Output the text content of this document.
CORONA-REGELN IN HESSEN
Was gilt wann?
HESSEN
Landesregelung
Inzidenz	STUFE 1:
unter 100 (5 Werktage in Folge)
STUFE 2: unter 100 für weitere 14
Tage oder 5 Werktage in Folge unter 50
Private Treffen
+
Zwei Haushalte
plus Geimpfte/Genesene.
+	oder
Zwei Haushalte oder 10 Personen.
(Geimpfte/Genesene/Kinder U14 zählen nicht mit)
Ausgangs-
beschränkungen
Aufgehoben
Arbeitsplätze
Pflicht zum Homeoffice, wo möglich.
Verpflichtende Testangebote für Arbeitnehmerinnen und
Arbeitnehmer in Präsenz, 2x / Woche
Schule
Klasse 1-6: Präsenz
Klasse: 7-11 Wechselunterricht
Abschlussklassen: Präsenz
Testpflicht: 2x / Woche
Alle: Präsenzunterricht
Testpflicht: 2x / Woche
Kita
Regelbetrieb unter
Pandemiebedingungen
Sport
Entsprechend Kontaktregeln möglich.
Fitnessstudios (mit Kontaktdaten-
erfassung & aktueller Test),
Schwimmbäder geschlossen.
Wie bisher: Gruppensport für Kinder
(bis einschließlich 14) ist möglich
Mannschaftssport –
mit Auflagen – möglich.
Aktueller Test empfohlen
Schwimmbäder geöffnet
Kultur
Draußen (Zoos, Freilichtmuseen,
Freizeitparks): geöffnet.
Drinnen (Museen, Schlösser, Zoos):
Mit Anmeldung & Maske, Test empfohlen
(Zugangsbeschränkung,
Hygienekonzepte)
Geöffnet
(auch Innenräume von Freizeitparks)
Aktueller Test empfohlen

+++++

Assigned task:
Could all of the entries be retyped word for word?

Response:
Output the text content of this document.
CORONA-REGELN IN HESSEN
Was gilt wann?
HESSEN
Landesregelung
Inzidenz	STUFE 1:
unter 100 (5 Werktage in Folge)
STUFE 2: unter 100 für weitere 14
Tage oder 5 Werktage in Folge unter 50
Private Treffen
+
Zwei Haushalte
plus Geimpfte/Genesene.
+	oder
Zwei Haushalte oder 10 Personen.
(Geimpfte/Genesene/Kinder U14 zählen nicht mit)
Ausgangs-
beschränkungen
Aufgehoben
Arbeitsplätze
Pflicht zum Homeoffice, wo möglich.
Verpflichtende Testangebote für Arbeitnehmerinnen und
Arbeitnehmer in Präsenz, 2x / Woche
Schule
Klasse 1-6: Präsenz
Klasse: 7-11 Wechselunterricht
Abschlussklassen: Präsenz
Testpflicht: 2x / Woche
Alle: Präsenzunterricht
Testpflicht: 2x / Woche
Kita
Regelbetrieb unter
Pandemiebedingungen
Sport
Entsprechend Kontaktregeln möglich.
Fitnessstudios (mit Kontaktdaten-
erfassung & aktueller Test),
Schwimmbäder geschlossen.
Wie bisher: Gruppensport für Kinder
(bis einschließlich 14) ist möglich
Mannschaftssport –
mit Auflagen – möglich.
Aktueller Test empfohlen
Schwimmbäder geöffnet
Kultur
Draußen (Zoos, Freilichtmuseen,
Freizeitparks): geöffnet.
Drinnen (Museen, Schlösser, Zoos):
Mit Anmeldung & Maske, Test empfohlen
(Zugangsbeschränkung,
Hygienekonzepte)
Geöffnet
(auch Innenräume von Freizeitparks)
Aktueller Test empfohlen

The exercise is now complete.